**Set task**. Search the records that follow and extract every line containing the string "Carrington".

(Collected data)
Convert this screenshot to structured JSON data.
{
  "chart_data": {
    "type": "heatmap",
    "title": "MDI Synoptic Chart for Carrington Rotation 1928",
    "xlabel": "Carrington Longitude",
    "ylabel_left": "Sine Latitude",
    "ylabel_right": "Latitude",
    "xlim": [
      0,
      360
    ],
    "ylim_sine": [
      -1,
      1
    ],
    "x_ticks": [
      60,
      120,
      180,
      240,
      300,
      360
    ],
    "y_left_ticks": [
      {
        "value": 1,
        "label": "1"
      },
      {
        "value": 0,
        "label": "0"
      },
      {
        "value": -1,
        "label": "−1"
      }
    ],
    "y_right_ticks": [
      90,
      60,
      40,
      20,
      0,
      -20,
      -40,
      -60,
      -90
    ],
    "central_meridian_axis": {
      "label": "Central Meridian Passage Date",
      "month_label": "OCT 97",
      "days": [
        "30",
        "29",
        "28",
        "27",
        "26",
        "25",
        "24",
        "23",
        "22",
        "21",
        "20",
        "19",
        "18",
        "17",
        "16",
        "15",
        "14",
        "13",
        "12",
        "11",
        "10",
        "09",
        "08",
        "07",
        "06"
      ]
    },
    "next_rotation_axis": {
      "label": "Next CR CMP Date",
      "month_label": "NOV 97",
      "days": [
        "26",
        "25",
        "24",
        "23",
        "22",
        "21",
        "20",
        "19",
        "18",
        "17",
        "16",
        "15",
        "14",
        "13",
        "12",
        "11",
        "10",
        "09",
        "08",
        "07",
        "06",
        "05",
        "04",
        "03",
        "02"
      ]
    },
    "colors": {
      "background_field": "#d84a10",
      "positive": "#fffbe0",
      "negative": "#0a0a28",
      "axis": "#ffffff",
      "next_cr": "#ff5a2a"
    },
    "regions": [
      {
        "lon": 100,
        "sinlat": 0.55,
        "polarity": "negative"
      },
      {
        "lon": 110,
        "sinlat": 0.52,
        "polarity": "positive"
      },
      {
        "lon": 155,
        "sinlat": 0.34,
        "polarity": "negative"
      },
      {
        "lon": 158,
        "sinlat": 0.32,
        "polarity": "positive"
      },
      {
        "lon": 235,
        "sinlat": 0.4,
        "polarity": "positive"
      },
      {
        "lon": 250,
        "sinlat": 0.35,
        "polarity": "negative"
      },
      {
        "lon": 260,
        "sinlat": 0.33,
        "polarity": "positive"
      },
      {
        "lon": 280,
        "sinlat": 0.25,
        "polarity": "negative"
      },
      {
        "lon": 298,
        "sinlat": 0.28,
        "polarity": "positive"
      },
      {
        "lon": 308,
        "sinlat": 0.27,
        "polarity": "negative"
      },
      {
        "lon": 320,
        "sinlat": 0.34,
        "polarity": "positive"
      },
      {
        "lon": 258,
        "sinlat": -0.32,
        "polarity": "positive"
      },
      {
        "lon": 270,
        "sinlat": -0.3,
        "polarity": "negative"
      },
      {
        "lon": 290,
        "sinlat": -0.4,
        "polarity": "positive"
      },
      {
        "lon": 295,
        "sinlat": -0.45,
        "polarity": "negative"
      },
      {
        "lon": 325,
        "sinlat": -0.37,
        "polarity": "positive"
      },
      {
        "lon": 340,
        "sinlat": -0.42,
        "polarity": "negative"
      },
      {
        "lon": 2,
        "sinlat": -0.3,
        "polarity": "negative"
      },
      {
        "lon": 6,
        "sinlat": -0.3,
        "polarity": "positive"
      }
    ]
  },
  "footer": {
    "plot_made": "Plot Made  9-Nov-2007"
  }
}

**The response**.
    "title": "MDI Synoptic Chart for Carrington Rotation 1928",
    "xlabel": "Carrington Longitude",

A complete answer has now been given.